Task objective:
Return the lines that run from the line containing "Convert this document image to plain text." through the end of the entries, both ends included. Leave out all pictures.

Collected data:
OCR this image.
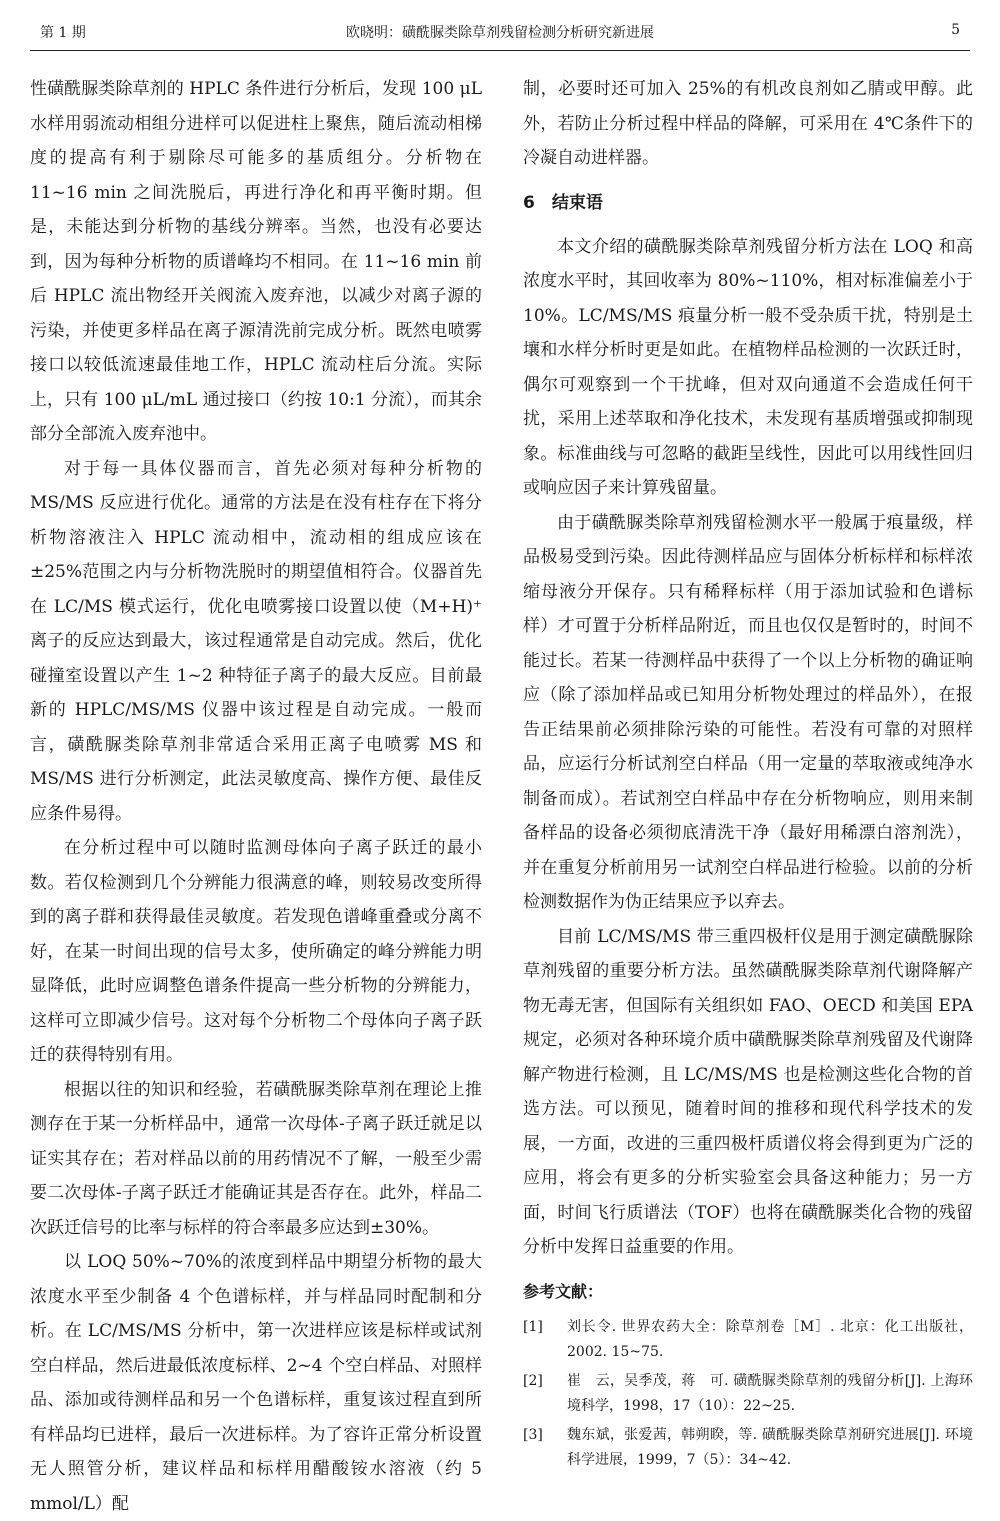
第 1 期	欧晓明：磺酰脲类除草剂残留检测分析研究新进展	5

性磺酰脲类除草剂的 HPLC 条件进行分析后，发现 100 μL 水样用弱流动相组分进样可以促进柱上聚焦，随后流动相梯度的提高有利于剔除尽可能多的基质组分。分析物在 11~16 min 之间洗脱后，再进行净化和再平衡时期。但是，未能达到分析物的基线分辨率。当然，也没有必要达到，因为每种分析物的质谱峰均不相同。在 11~16 min 前后 HPLC 流出物经开关阀流入废弃池，以减少对离子源的污染，并使更多样品在离子源清洗前完成分析。既然电喷雾接口以较低流速最佳地工作，HPLC 流动柱后分流。实际上，只有 100 μL/mL 通过接口（约按 10:1 分流），而其余部分全部流入废弃池中。

对于每一具体仪器而言，首先必须对每种分析物的 MS/MS 反应进行优化。通常的方法是在没有柱存在下将分析物溶液注入 HPLC 流动相中，流动相的组成应该在±25%范围之内与分析物洗脱时的期望值相符合。仪器首先在 LC/MS 模式运行，优化电喷雾接口设置以使（M+H)⁺离子的反应达到最大，该过程通常是自动完成。然后，优化碰撞室设置以产生 1~2 种特征子离子的最大反应。目前最新的 HPLC/MS/MS 仪器中该过程是自动完成。一般而言，磺酰脲类除草剂非常适合采用正离子电喷雾 MS 和 MS/MS 进行分析测定，此法灵敏度高、操作方便、最佳反应条件易得。

在分析过程中可以随时监测母体向子离子跃迁的最小数。若仅检测到几个分辨能力很满意的峰，则较易改变所得到的离子群和获得最佳灵敏度。若发现色谱峰重叠或分离不好，在某一时间出现的信号太多，使所确定的峰分辨能力明显降低，此时应调整色谱条件提高一些分析物的分辨能力，这样可立即减少信号。这对每个分析物二个母体向子离子跃迁的获得特别有用。

根据以往的知识和经验，若磺酰脲类除草剂在理论上推测存在于某一分析样品中，通常一次母体-子离子跃迁就足以证实其存在；若对样品以前的用药情况不了解，一般至少需要二次母体-子离子跃迁才能确证其是否存在。此外，样品二次跃迁信号的比率与标样的符合率最多应达到±30%。

以 LOQ 50%~70%的浓度到样品中期望分析物的最大浓度水平至少制备 4 个色谱标样，并与样品同时配制和分析。在 LC/MS/MS 分析中，第一次进样应该是标样或试剂空白样品，然后进最低浓度标样、2~4 个空白样品、对照样品、添加或待测样品和另一个色谱标样，重复该过程直到所有样品均已进样，最后一次进标样。为了容许正常分析设置无人照管分析，建议样品和标样用醋酸铵水溶液（约 5 mmol/L）配

制，必要时还可加入 25%的有机改良剂如乙腈或甲醇。此外，若防止分析过程中样品的降解，可采用在 4℃条件下的冷凝自动进样器。

6　结束语

本文介绍的磺酰脲类除草剂残留分析方法在 LOQ 和高浓度水平时，其回收率为 80%~110%，相对标准偏差小于 10%。LC/MS/MS 痕量分析一般不受杂质干扰，特别是土壤和水样分析时更是如此。在植物样品检测的一次跃迁时，偶尔可观察到一个干扰峰，但对双向通道不会造成任何干扰，采用上述萃取和净化技术，未发现有基质增强或抑制现象。标准曲线与可忽略的截距呈线性，因此可以用线性回归或响应因子来计算残留量。

由于磺酰脲类除草剂残留检测水平一般属于痕量级，样品极易受到污染。因此待测样品应与固体分析标样和标样浓缩母液分开保存。只有稀释标样（用于添加试验和色谱标样）才可置于分析样品附近，而且也仅仅是暂时的，时间不能过长。若某一待测样品中获得了一个以上分析物的确证响应（除了添加样品或已知用分析物处理过的样品外），在报告正结果前必须排除污染的可能性。若没有可靠的对照样品，应运行分析试剂空白样品（用一定量的萃取液或纯净水制备而成）。若试剂空白样品中存在分析物响应，则用来制备样品的设备必须彻底清洗干净（最好用稀漂白溶剂洗），并在重复分析前用另一试剂空白样品进行检验。以前的分析检测数据作为伪正结果应予以弃去。

目前 LC/MS/MS 带三重四极杆仪是用于测定磺酰脲除草剂残留的重要分析方法。虽然磺酰脲类除草剂代谢降解产物无毒无害，但国际有关组织如 FAO、OECD 和美国 EPA 规定，必须对各种环境介质中磺酰脲类除草剂残留及代谢降解产物进行检测，且 LC/MS/MS 也是检测这些化合物的首选方法。可以预见，随着时间的推移和现代科学技术的发展，一方面，改进的三重四极杆质谱仪将会得到更为广泛的应用，将会有更多的分析实验室会具备这种能力；另一方面，时间飞行质谱法（TOF）也将在磺酰脲类化合物的残留分析中发挥日益重要的作用。

参考文献：
[1] 刘长令. 世界农药大全：除草剂卷［M］. 北京：化工出版社，2002. 15~75.
[2] 崔　云，吴季茂，蒋　可. 磺酰脲类除草剂的残留分析[J]. 上海环境科学，1998，17（10）：22~25.
[3] 魏东斌，张爱茜，韩朔睽，等. 磺酰脲类除草剂研究进展[J]. 环境科学进展，1999，7（5）：34~42.
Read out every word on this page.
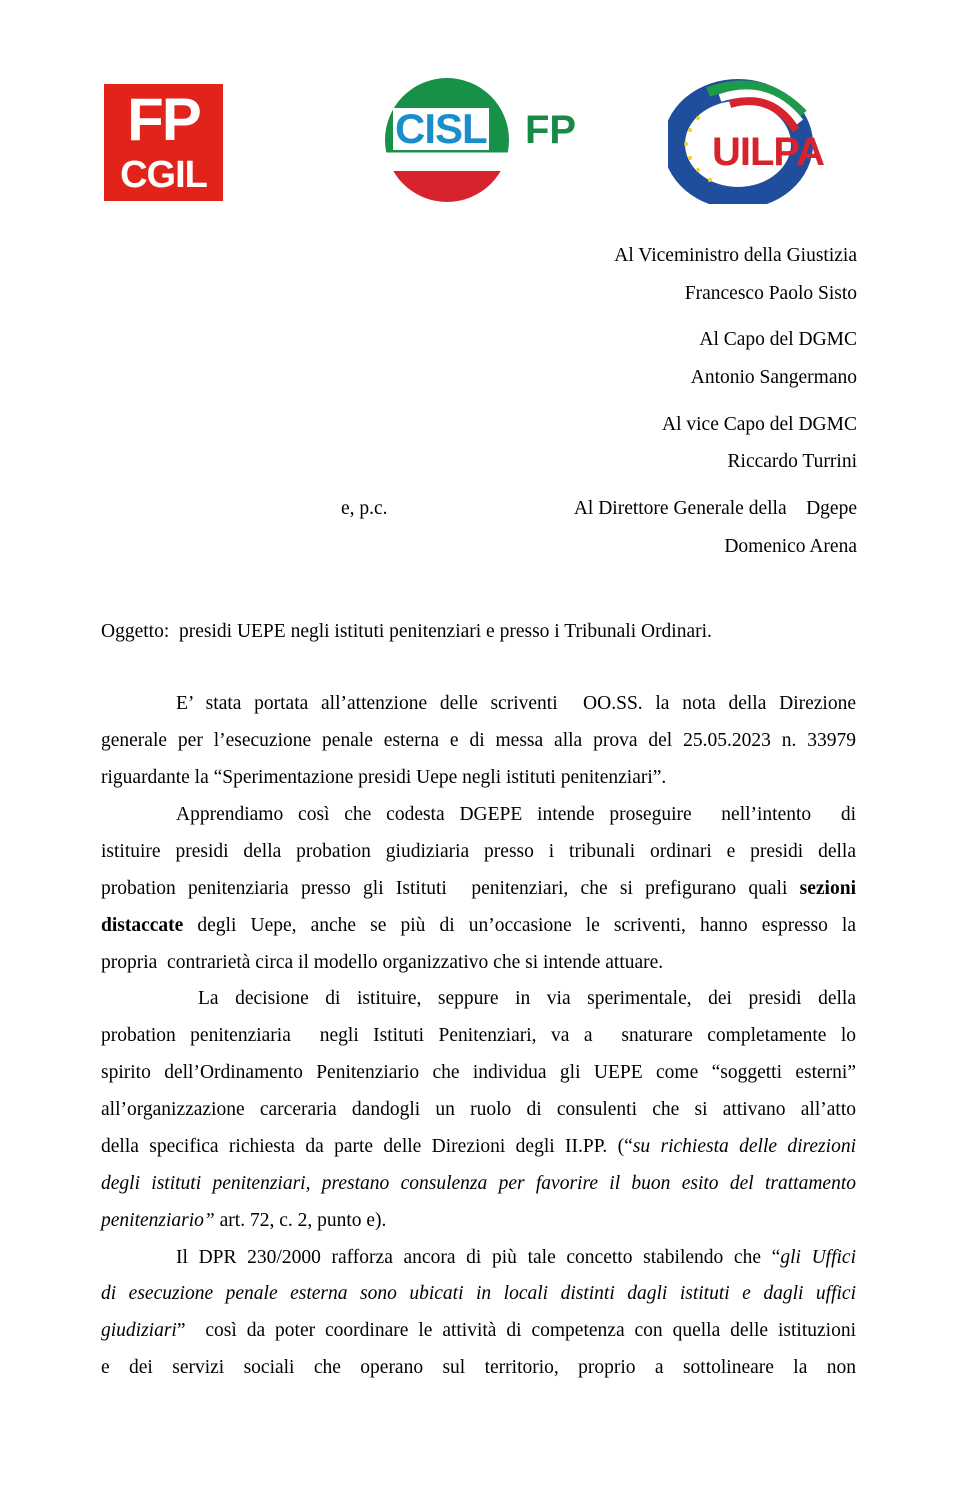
FP
CGIL
CISL FP	UILPA
Al Viceministro della Giustizia
Francesco Paolo Sisto
Al Capo del DGMC
Antonio Sangermano
Al vice Capo del DGMC
Riccardo Turrini
e, p.c.	Al Direttore Generale della    Dgepe
Domenico Arena
Oggetto:  presidi UEPE negli istituti penitenziari e presso i Tribunali Ordinari.
E’ stata portata all’attenzione delle scriventi  OO.SS. la nota della Direzione
generale per l’esecuzione penale esterna e di messa alla prova del 25.05.2023 n. 33979
riguardante la “Sperimentazione presidi Uepe negli istituti penitenziari”.
Apprendiamo così che codesta DGEPE intende proseguire  nell’intento  di
istituire presidi della probation giudiziaria presso i tribunali ordinari e presidi della
probation penitenziaria presso gli Istituti  penitenziari, che si prefigurano quali sezioni
distaccate degli Uepe, anche se più di un’occasione le scriventi, hanno espresso la
propria  contrarietà circa il modello organizzativo che si intende attuare.
La decisione di istituire, seppure in via sperimentale, dei presidi della
probation penitenziaria  negli Istituti Penitenziari, va a  snaturare completamente lo
spirito dell’Ordinamento Penitenziario che individua gli UEPE come “soggetti esterni”
all’organizzazione carceraria dandogli un ruolo di consulenti che si attivano all’atto
della specifica richiesta da parte delle Direzioni degli II.PP. (“su richiesta delle direzioni
degli istituti penitenziari, prestano consulenza per favorire il buon esito del trattamento
penitenziario” art. 72, c. 2, punto e).
Il DPR 230/2000 rafforza ancora di più tale concetto stabilendo che “gli Uffici
di esecuzione penale esterna sono ubicati in locali distinti dagli istituti e dagli uffici
giudiziari”  così da poter coordinare le attività di competenza con quella delle istituzioni
e dei servizi sociali che operano sul territorio, proprio a sottolineare la non
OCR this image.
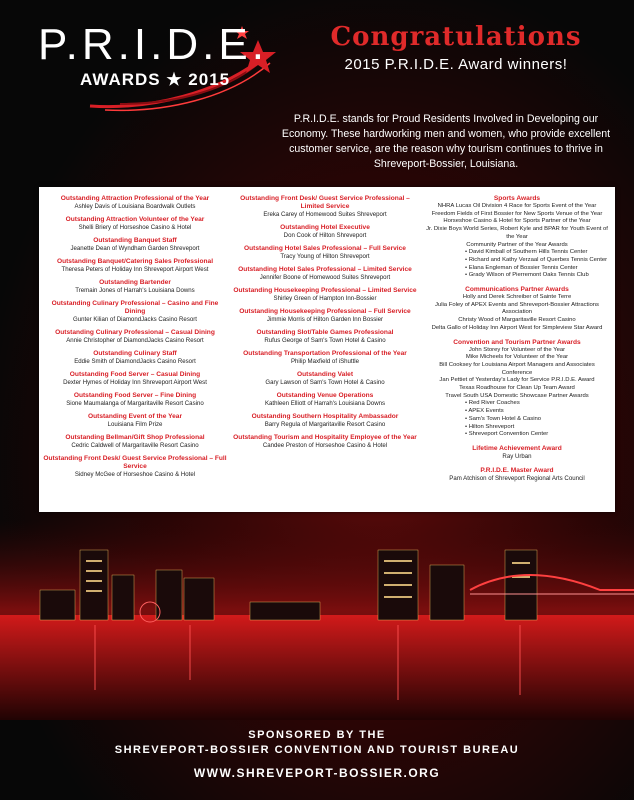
P.R.I.D.E.
AWARDS ★ 2015
Congratulations
2015 P.R.I.D.E. Award winners!
P.R.I.D.E. stands for Proud Residents Involved in Developing our Economy. These hardworking men and women, who provide excellent customer service, are the reason why tourism continues to thrive in Shreveport-Bossier, Louisiana.
Outstanding Attraction Professional of the Year
Ashley Davis of Louisiana Boardwalk Outlets
Outstanding Attraction Volunteer of the Year
Shelli Briery of Horseshoe Casino & Hotel
Outstanding Banquet Staff
Jeanette Dean of Wyndham Garden Shreveport
Outstanding Banquet/Catering Sales Professional
Theresa Peters of Holiday Inn Shreveport Airport West
Outstanding Bartender
Tremain Jones of Harrah's Louisiana Downs
Outstanding Culinary Professional – Casino and Fine Dining
Gunter Kilian of DiamondJacks Casino Resort
Outstanding Culinary Professional – Casual Dining
Annie Christopher of DiamondJacks Casino Resort
Outstanding Culinary Staff
Eddie Smith of DiamondJacks Casino Resort
Outstanding Food Server – Casual Dining
Dexter Hymes of Holiday Inn Shreveport Airport West
Outstanding Food Server – Fine Dining
Sione Maumalanga of Margaritaville Resort Casino
Outstanding Event of the Year
Louisiana Film Prize
Outstanding Bellman/Gift Shop Professional
Cedric Caldwell of Margaritaville Resort Casino
Outstanding Front Desk/ Guest Service Professional – Full Service
Sidney McGee of Horseshoe Casino & Hotel
Outstanding Front Desk/ Guest Service Professional – Limited Service
Ereka Carey of Homewood Suites Shreveport
Outstanding Hotel Executive
Don Cook of Hilton Shreveport
Outstanding Hotel Sales Professional – Full Service
Tracy Young of Hilton Shreveport
Outstanding Hotel Sales Professional – Limited Service
Jennifer Boone of Homewood Suites Shreveport
Outstanding Housekeeping Professional – Limited Service
Shirley Green of Hampton Inn-Bossier
Outstanding Housekeeping Professional – Full Service
Jimmie Morris of Hilton Garden Inn Bossier
Outstanding Slot/Table Games Professional
Rufus George of Sam's Town Hotel & Casino
Outstanding Transportation Professional of the Year
Philip Maxfield of iShuttle
Outstanding Valet
Gary Lawson of Sam's Town Hotel & Casino
Outstanding Venue Operations
Kathleen Elliott of Harrah's Louisiana Downs
Outstanding Southern Hospitality Ambassador
Barry Regula of Margaritaville Resort Casino
Outstanding Tourism and Hospitality Employee of the Year
Candee Preston of Horseshoe Casino & Hotel
Sports Awards
NHRA Lucas Oil Division 4 Race for Sports Event of the Year
Freedom Fields of First Bossier for New Sports Venue of the Year
Horseshoe Casino & Hotel for Sports Partner of the Year
Jr. Dixie Boys World Series, Robert Kyle and BPAR for Youth Event of the Year
Community Partner of the Year Awards
• David Kimball of Southern Hills Tennis Center
• Richard and Kathy Verzaal of Querbes Tennis Center
• Elana Engleman of Bossier Tennis Center
• Grady Wilson of Pierremont Oaks Tennis Club
Communications Partner Awards
Holly and Derek Schreiber of Sainte Terre
Julia Foley of APEX Events and Shreveport-Bossier Attractions Association
Christy Wood of Margaritaville Resort Casino
Delta Gallo of Holiday Inn Airport West for Simpleview Star Award
Convention and Tourism Partner Awards
John Storey for Volunteer of the Year
Mike Micheels for Volunteer of the Year
Bill Cooksey for Louisiana Airport Managers and Associates Conference
Jan Pettiet of Yesterday's Lady for Service P.R.I.D.E. Award
Texas Roadhouse for Clean Up Team Award
Travel South USA Domestic Showcase Partner Awards
• Red River Coaches
• APEX Events
• Sam's Town Hotel & Casino
• Hilton Shreveport
• Shreveport Convention Center
Lifetime Achievement Award
Ray Urban
P.R.I.D.E. Master Award
Pam Atchison of Shreveport Regional Arts Council
SPONSORED BY THE
SHREVEPORT-BOSSIER CONVENTION AND TOURIST BUREAU
WWW.SHREVEPORT-BOSSIER.ORG
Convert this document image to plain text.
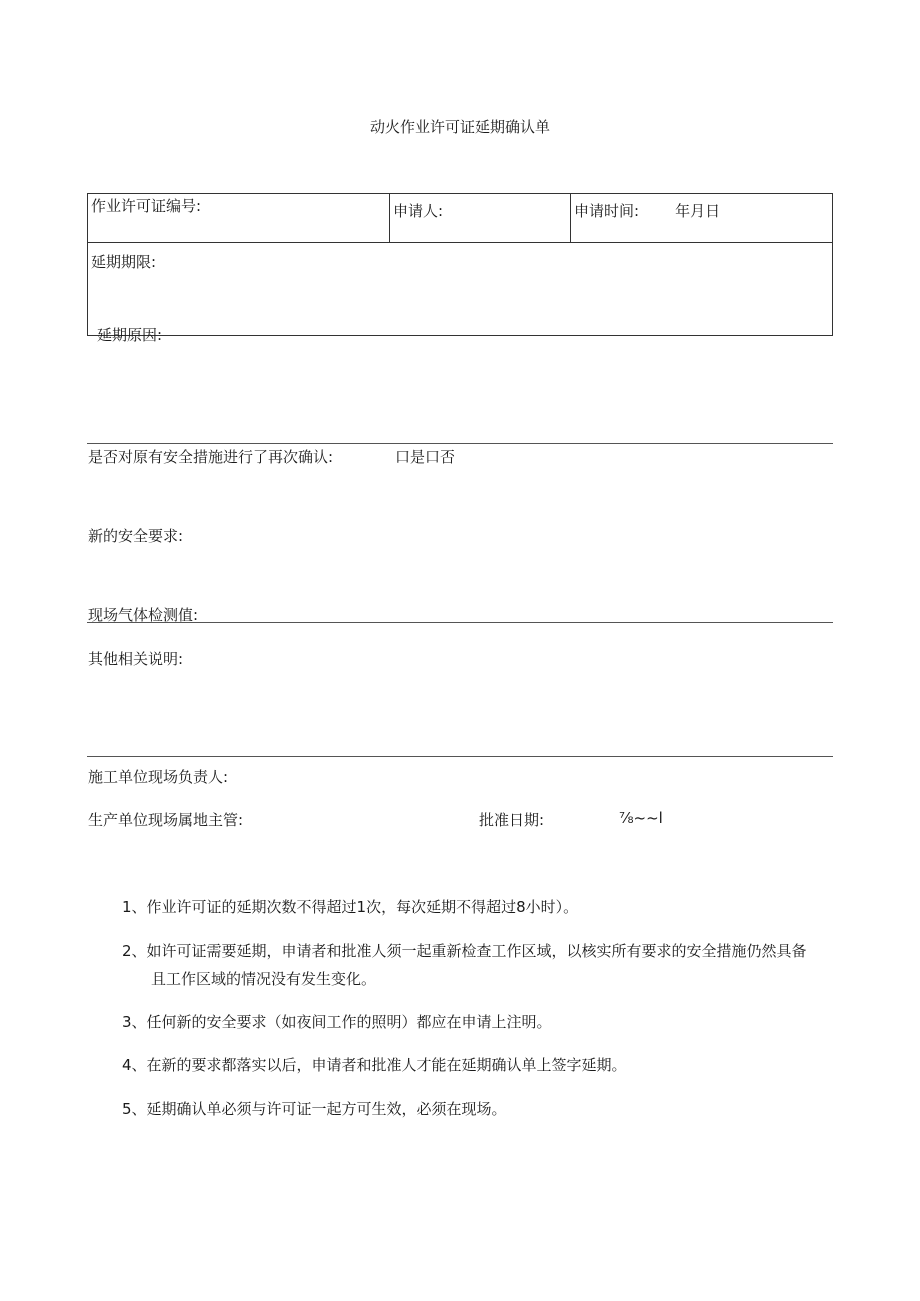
动火作业许可证延期确认单
作业许可证编号:	申请人:	申请时间: 年月日
延期期限:
延期原因:
是否对原有安全措施进行了再次确认:	口是口否
新的安全要求:
现场气体检测值:
其他相关说明:
施工单位现场负责人:
生产单位现场属地主管:	批准日期:	⅞~~l
1、作业许可证的延期次数不得超过1次，每次延期不得超过8小时）。
2、如许可证需要延期，申请者和批准人须一起重新检查工作区域，以核实所有要求的安全措施仍然具备
且工作区域的情况没有发生变化。
3、任何新的安全要求（如夜间工作的照明）都应在申请上注明。
4、在新的要求都落实以后，申请者和批准人才能在延期确认单上签字延期。
5、延期确认单必须与许可证一起方可生效，必须在现场。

Task result:
Convert this document image to plain text.
动火作业许可证延期确认单
作业许可证编号:	申请人:	申请时间: 年月日
延期期限:
延期原因:
是否对原有安全措施进行了再次确认:	口是口否
新的安全要求:
现场气体检测值:
其他相关说明:
施工单位现场负责人:
生产单位现场属地主管:	批准日期:	⅞~~l
1、作业许可证的延期次数不得超过1次，每次延期不得超过8小时）。
2、如许可证需要延期，申请者和批准人须一起重新检查工作区域，以核实所有要求的安全措施仍然具备
且工作区域的情况没有发生变化。
3、任何新的安全要求（如夜间工作的照明）都应在申请上注明。
4、在新的要求都落实以后，申请者和批准人才能在延期确认单上签字延期。
5、延期确认单必须与许可证一起方可生效，必须在现场。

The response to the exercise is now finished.